- Records from a collection of figures
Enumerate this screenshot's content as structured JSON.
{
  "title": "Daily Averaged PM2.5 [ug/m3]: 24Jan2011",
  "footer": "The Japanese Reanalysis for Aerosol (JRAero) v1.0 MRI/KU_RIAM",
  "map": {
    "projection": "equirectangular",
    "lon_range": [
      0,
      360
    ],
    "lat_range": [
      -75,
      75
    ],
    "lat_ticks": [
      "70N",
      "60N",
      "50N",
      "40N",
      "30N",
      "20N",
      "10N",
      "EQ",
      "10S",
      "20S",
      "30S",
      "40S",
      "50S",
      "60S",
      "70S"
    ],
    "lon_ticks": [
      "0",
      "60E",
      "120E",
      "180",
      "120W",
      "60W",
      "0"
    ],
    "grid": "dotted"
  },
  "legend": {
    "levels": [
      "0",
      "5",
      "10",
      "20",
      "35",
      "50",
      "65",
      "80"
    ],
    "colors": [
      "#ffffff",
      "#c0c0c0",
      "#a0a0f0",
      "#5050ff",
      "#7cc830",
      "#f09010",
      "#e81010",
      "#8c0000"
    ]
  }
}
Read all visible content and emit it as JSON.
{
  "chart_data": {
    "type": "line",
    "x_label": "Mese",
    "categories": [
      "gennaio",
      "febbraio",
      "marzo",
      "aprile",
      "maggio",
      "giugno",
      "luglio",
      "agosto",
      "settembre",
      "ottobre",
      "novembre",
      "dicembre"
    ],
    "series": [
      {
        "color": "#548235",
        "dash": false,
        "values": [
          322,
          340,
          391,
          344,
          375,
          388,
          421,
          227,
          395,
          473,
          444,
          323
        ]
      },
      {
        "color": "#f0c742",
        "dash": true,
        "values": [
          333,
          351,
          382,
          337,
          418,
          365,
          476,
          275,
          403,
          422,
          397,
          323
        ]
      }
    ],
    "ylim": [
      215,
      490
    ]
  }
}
---
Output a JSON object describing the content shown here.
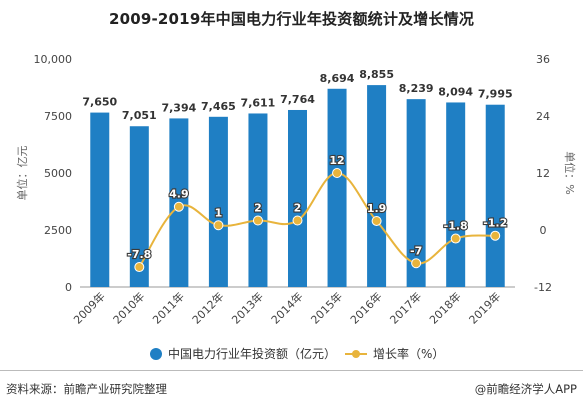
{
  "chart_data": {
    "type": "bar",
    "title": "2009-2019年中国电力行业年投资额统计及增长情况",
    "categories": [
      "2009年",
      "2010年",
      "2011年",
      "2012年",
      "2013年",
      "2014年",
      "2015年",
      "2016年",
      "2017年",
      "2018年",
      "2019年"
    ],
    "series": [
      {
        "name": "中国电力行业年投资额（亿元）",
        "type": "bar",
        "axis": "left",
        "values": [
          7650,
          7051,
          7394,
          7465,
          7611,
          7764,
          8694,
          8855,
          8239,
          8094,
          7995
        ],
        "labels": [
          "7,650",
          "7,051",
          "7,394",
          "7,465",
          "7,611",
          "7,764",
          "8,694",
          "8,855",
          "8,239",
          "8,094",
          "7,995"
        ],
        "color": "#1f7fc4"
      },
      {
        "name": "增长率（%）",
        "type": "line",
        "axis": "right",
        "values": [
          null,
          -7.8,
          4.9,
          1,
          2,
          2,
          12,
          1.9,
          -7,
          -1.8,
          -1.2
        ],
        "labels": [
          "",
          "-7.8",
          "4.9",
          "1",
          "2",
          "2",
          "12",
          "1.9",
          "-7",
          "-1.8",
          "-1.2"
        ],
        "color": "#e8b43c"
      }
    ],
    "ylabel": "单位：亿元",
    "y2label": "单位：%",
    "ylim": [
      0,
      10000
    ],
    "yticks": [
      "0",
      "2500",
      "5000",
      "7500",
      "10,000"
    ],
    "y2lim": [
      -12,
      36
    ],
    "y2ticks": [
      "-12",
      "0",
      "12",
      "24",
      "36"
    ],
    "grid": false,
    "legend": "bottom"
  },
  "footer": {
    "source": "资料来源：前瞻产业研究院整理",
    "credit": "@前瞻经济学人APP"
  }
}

- Goal
Exactly how many lines in the data above contain the word "footer"? Respond with the number and nothing more.

- Result for this task
2